[Work to do]
Copy out every record below exactly as written, but leave out any pictures.

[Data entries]

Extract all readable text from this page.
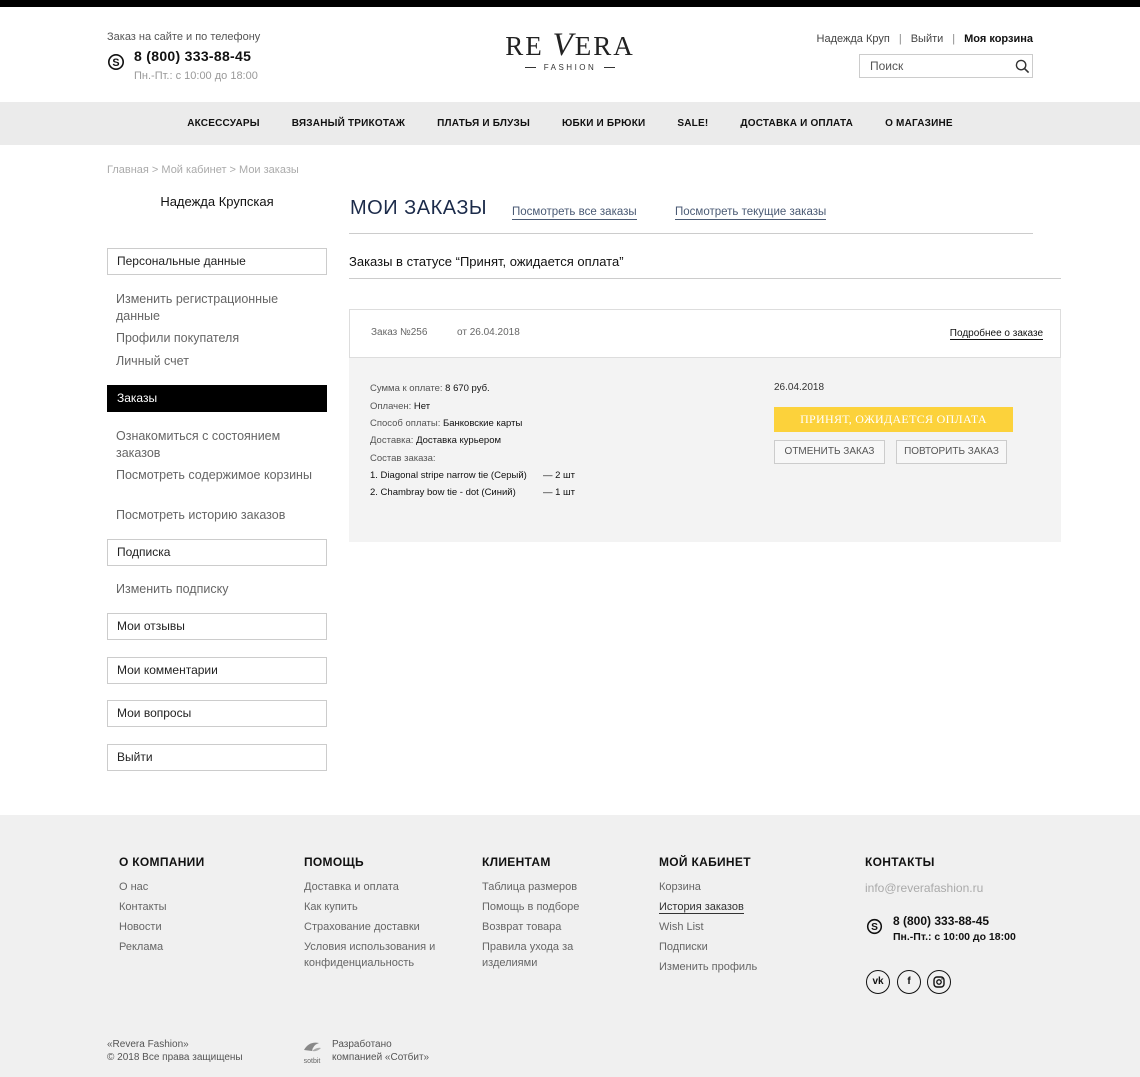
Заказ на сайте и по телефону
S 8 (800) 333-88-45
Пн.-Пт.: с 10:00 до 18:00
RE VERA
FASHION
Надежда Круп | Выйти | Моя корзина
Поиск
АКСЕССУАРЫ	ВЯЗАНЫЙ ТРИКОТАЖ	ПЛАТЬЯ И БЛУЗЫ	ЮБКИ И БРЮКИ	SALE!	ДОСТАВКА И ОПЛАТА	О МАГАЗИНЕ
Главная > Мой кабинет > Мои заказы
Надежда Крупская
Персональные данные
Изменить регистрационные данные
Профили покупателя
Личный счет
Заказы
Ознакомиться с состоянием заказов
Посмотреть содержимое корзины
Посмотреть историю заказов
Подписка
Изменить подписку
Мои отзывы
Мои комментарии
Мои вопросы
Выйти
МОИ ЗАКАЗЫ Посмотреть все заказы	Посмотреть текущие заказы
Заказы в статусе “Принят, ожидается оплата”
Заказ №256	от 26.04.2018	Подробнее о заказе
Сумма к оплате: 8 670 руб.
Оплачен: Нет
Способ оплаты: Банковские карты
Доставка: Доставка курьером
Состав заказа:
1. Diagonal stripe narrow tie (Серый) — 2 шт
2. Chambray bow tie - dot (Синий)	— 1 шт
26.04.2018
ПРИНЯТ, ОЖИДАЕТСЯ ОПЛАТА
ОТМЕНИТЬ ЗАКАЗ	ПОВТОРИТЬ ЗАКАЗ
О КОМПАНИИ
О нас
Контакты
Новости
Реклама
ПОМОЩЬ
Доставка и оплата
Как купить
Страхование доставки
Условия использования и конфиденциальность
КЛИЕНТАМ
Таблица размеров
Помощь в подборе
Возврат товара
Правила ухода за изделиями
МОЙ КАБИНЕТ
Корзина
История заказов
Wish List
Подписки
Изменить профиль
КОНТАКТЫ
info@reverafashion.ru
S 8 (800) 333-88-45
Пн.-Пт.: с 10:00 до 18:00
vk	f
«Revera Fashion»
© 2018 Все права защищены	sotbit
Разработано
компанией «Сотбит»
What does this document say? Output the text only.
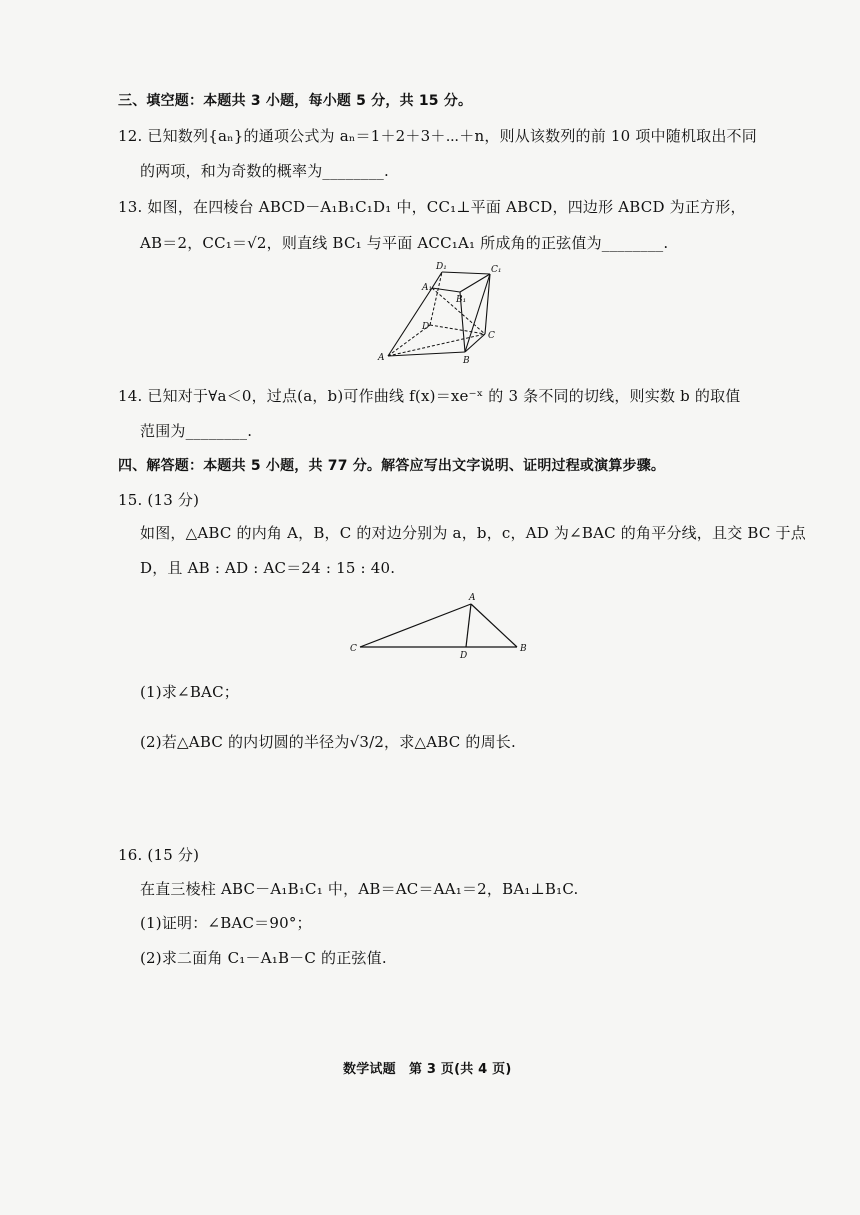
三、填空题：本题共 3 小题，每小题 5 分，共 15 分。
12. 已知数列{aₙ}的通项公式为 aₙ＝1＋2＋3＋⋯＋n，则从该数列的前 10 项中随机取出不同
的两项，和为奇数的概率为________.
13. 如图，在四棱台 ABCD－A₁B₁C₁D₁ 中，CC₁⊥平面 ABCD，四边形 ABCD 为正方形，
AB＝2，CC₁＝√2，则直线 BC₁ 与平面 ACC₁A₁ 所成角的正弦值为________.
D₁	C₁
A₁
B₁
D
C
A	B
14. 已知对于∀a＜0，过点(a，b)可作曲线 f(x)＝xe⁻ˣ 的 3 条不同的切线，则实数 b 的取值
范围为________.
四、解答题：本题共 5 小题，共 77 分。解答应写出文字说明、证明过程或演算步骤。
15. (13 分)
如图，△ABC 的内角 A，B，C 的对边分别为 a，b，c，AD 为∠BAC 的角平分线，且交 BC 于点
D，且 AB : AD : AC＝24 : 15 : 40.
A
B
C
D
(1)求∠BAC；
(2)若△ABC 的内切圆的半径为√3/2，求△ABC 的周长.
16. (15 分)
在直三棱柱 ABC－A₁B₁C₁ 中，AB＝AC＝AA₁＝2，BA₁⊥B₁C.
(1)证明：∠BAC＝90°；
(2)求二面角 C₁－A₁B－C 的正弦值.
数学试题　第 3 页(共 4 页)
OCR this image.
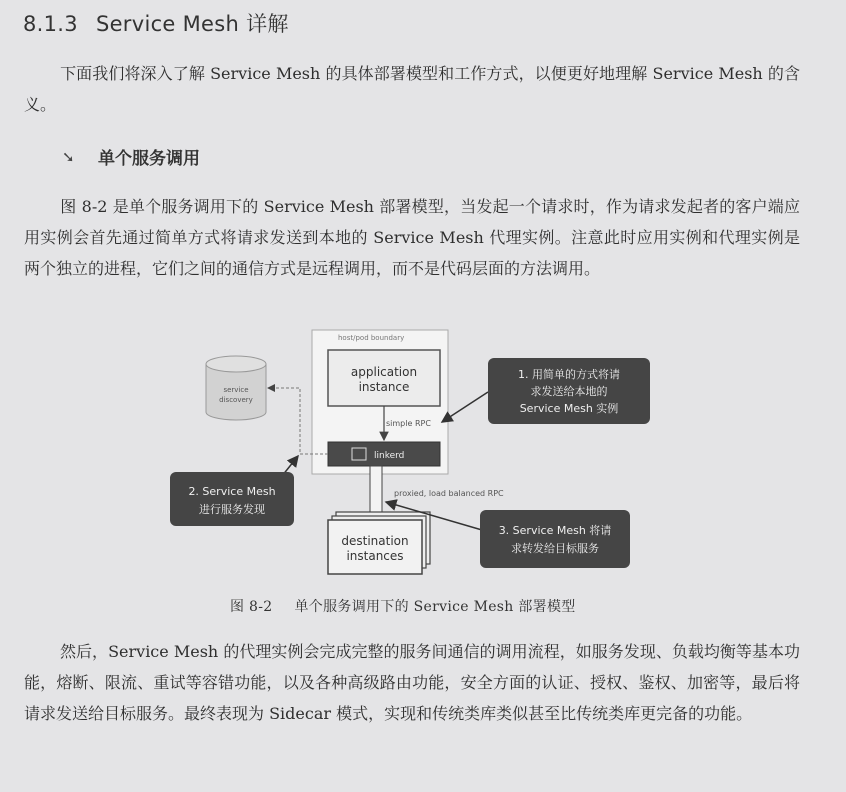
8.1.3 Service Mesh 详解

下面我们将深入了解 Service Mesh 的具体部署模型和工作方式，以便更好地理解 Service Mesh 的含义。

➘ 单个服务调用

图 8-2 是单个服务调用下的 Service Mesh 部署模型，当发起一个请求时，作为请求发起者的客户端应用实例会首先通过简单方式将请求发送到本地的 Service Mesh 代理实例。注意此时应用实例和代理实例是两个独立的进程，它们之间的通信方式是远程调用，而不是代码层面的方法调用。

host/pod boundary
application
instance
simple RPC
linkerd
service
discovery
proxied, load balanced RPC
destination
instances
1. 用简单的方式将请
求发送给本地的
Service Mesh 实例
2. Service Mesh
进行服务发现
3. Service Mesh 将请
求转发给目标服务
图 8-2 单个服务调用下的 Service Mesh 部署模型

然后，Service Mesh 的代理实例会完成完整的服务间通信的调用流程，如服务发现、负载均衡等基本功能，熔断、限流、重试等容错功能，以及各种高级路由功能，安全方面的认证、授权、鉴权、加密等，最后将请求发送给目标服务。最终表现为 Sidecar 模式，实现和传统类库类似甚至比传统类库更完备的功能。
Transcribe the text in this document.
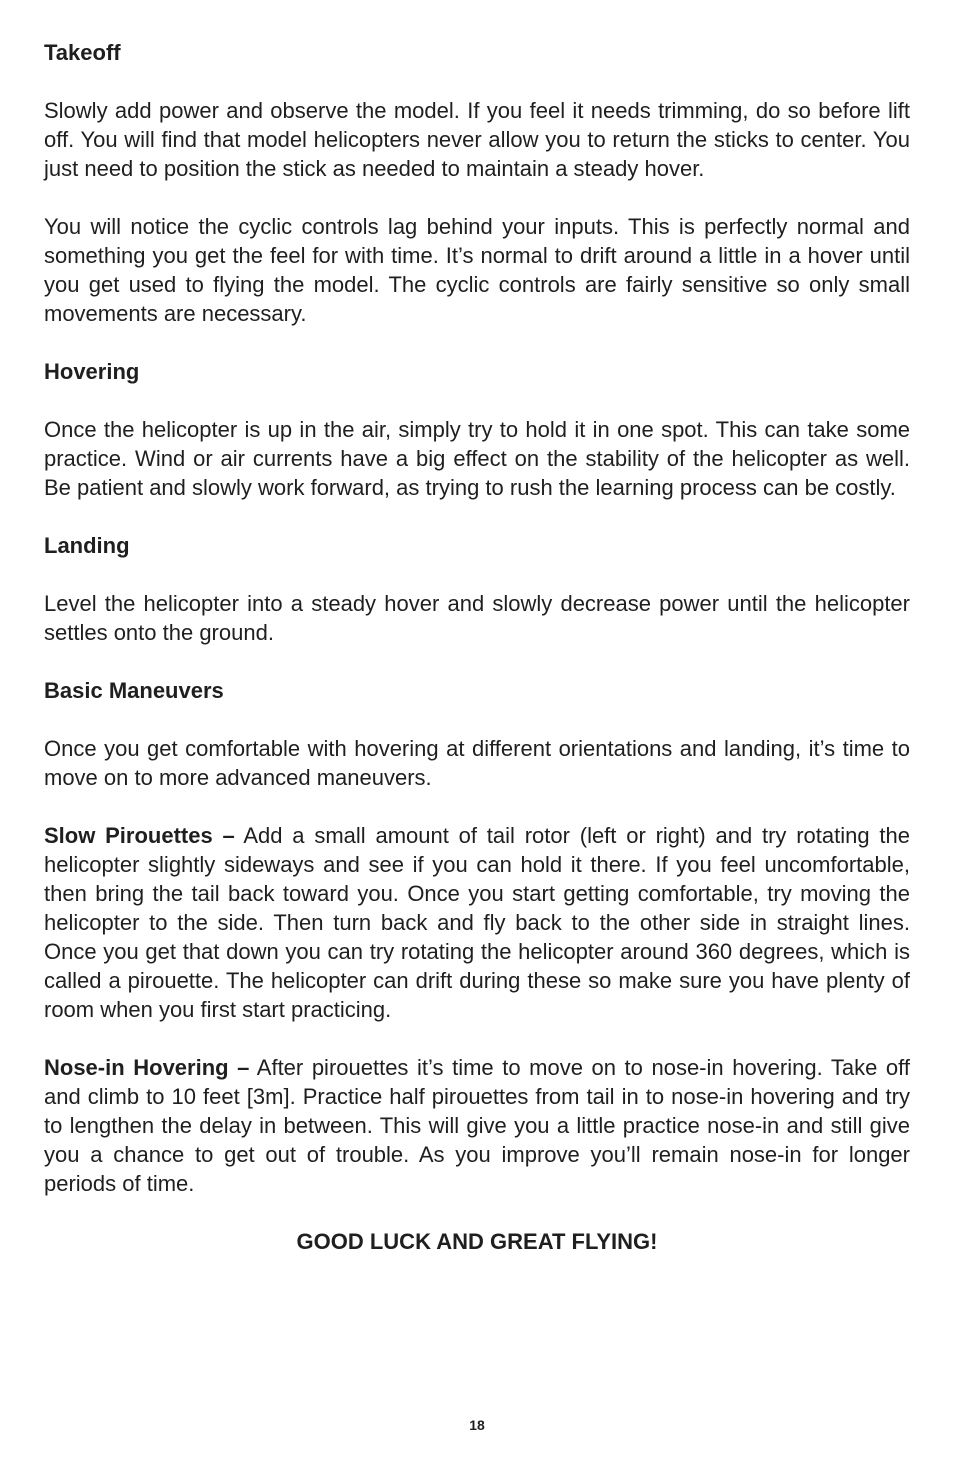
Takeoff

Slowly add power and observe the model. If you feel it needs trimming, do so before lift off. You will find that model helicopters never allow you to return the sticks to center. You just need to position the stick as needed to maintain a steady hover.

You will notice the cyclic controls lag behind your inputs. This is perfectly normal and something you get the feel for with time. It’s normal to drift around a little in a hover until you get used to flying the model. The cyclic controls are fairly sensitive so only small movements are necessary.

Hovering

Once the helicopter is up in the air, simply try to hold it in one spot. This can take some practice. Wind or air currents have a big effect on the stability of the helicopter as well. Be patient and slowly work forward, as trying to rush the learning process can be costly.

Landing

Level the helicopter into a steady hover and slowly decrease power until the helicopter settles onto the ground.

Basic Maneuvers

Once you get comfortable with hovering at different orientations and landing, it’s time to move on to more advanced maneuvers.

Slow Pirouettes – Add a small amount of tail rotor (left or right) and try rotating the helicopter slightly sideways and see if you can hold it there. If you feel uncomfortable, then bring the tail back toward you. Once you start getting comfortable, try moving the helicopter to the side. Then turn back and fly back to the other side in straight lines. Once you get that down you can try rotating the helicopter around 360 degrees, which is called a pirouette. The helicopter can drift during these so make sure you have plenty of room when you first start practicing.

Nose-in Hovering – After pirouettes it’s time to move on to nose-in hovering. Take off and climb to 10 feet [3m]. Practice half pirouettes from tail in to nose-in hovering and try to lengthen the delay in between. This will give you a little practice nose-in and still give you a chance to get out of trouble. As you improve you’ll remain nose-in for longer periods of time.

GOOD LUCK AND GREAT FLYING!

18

[Answer to the task]
Extract all readable text from this page.
Заказ на сайте и по телефону
S 8 (800) 333-88-45
Пн.-Пт.: с 10:00 до 18:00
RE VERA
FASHION
Надежда Круп | Выйти | Моя корзина
Поиск
АКСЕССУАРЫ	ВЯЗАНЫЙ ТРИКОТАЖ	ПЛАТЬЯ И БЛУЗЫ	ЮБКИ И БРЮКИ	SALE!	ДОСТАВКА И ОПЛАТА	О МАГАЗИНЕ
Главная > Мой кабинет > Мои заказы
Надежда Крупская
Персональные данные
Изменить регистрационные данные
Профили покупателя
Личный счет
Заказы
Ознакомиться с состоянием заказов
Посмотреть содержимое корзины
Посмотреть историю заказов
Подписка
Изменить подписку
Мои отзывы
Мои комментарии
Мои вопросы
Выйти
МОИ ЗАКАЗЫ Посмотреть все заказы	Посмотреть текущие заказы
Заказы в статусе “Принят, ожидается оплата”
Заказ №256	от 26.04.2018	Подробнее о заказе
Сумма к оплате: 8 670 руб.
Оплачен: Нет
Способ оплаты: Банковские карты
Доставка: Доставка курьером
Состав заказа:
1. Diagonal stripe narrow tie (Серый) — 2 шт
2. Chambray bow tie - dot (Синий)	— 1 шт
26.04.2018
ПРИНЯТ, ОЖИДАЕТСЯ ОПЛАТА
ОТМЕНИТЬ ЗАКАЗ	ПОВТОРИТЬ ЗАКАЗ
О КОМПАНИИ
О нас
Контакты
Новости
Реклама
ПОМОЩЬ
Доставка и оплата
Как купить
Страхование доставки
Условия использования и конфиденциальность
КЛИЕНТАМ
Таблица размеров
Помощь в подборе
Возврат товара
Правила ухода за изделиями
МОЙ КАБИНЕТ
Корзина
История заказов
Wish List
Подписки
Изменить профиль
КОНТАКТЫ
info@reverafashion.ru
S 8 (800) 333-88-45
Пн.-Пт.: с 10:00 до 18:00
vk	f
«Revera Fashion»
© 2018 Все права защищены	sotbit
Разработано
компанией «Сотбит»
What does this document say? Output the text only.
三、填空题：本题共 3 小题，每小题 5 分，共 15 分。
12. 已知数列{aₙ}的通项公式为 aₙ＝1＋2＋3＋⋯＋n，则从该数列的前 10 项中随机取出不同
的两项，和为奇数的概率为________.
13. 如图，在四棱台 ABCD－A₁B₁C₁D₁ 中，CC₁⊥平面 ABCD，四边形 ABCD 为正方形，
AB＝2，CC₁＝√2，则直线 BC₁ 与平面 ACC₁A₁ 所成角的正弦值为________.
D₁	C₁
A₁
B₁
D
C
A	B
14. 已知对于∀a＜0，过点(a，b)可作曲线 f(x)＝xe⁻ˣ 的 3 条不同的切线，则实数 b 的取值
范围为________.
四、解答题：本题共 5 小题，共 77 分。解答应写出文字说明、证明过程或演算步骤。
15. (13 分)
如图，△ABC 的内角 A，B，C 的对边分别为 a，b，c，AD 为∠BAC 的角平分线，且交 BC 于点
D，且 AB : AD : AC＝24 : 15 : 40.
A
B
C
D
(1)求∠BAC；
(2)若△ABC 的内切圆的半径为√3/2，求△ABC 的周长.
16. (15 分)
在直三棱柱 ABC－A₁B₁C₁ 中，AB＝AC＝AA₁＝2，BA₁⊥B₁C.
(1)证明：∠BAC＝90°；
(2)求二面角 C₁－A₁B－C 的正弦值.
数学试题　第 3 页(共 4 页)
OCR this image.
8.1.3 Service Mesh 详解

下面我们将深入了解 Service Mesh 的具体部署模型和工作方式，以便更好地理解 Service Mesh 的含义。

➘ 单个服务调用

图 8-2 是单个服务调用下的 Service Mesh 部署模型，当发起一个请求时，作为请求发起者的客户端应用实例会首先通过简单方式将请求发送到本地的 Service Mesh 代理实例。注意此时应用实例和代理实例是两个独立的进程，它们之间的通信方式是远程调用，而不是代码层面的方法调用。

host/pod boundary
application
instance
simple RPC
linkerd
service
discovery
proxied, load balanced RPC
destination
instances
1. 用简单的方式将请
求发送给本地的
Service Mesh 实例
2. Service Mesh
进行服务发现
3. Service Mesh 将请
求转发给目标服务
图 8-2 单个服务调用下的 Service Mesh 部署模型

然后，Service Mesh 的代理实例会完成完整的服务间通信的调用流程，如服务发现、负载均衡等基本功能，熔断、限流、重试等容错功能，以及各种高级路由功能，安全方面的认证、授权、鉴权、加密等，最后将请求发送给目标服务。最终表现为 Sidecar 模式，实现和传统类库类似甚至比传统类库更完备的功能。
Transcribe the text in this document.
Takeoff

Slowly add power and observe the model. If you feel it needs trimming, do so before lift off. You will find that model helicopters never allow you to return the sticks to center. You just need to position the stick as needed to maintain a steady hover.

You will notice the cyclic controls lag behind your inputs. This is perfectly normal and something you get the feel for with time. It’s normal to drift around a little in a hover until you get used to flying the model. The cyclic controls are fairly sensitive so only small movements are necessary.

Hovering

Once the helicopter is up in the air, simply try to hold it in one spot. This can take some practice. Wind or air currents have a big effect on the stability of the helicopter as well. Be patient and slowly work forward, as trying to rush the learning process can be costly.

Landing

Level the helicopter into a steady hover and slowly decrease power until the helicopter settles onto the ground.

Basic Maneuvers

Once you get comfortable with hovering at different orientations and landing, it’s time to move on to more advanced maneuvers.

Slow Pirouettes – Add a small amount of tail rotor (left or right) and try rotating the helicopter slightly sideways and see if you can hold it there. If you feel uncomfortable, then bring the tail back toward you. Once you start getting comfortable, try moving the helicopter to the side. Then turn back and fly back to the other side in straight lines. Once you get that down you can try rotating the helicopter around 360 degrees, which is called a pirouette. The helicopter can drift during these so make sure you have plenty of room when you first start practicing.

Nose-in Hovering – After pirouettes it’s time to move on to nose-in hovering. Take off and climb to 10 feet [3m]. Practice half pirouettes from tail in to nose-in hovering and try to lengthen the delay in between. This will give you a little practice nose-in and still give you a chance to get out of trouble. As you improve you’ll remain nose-in for longer periods of time.

GOOD LUCK AND GREAT FLYING!

18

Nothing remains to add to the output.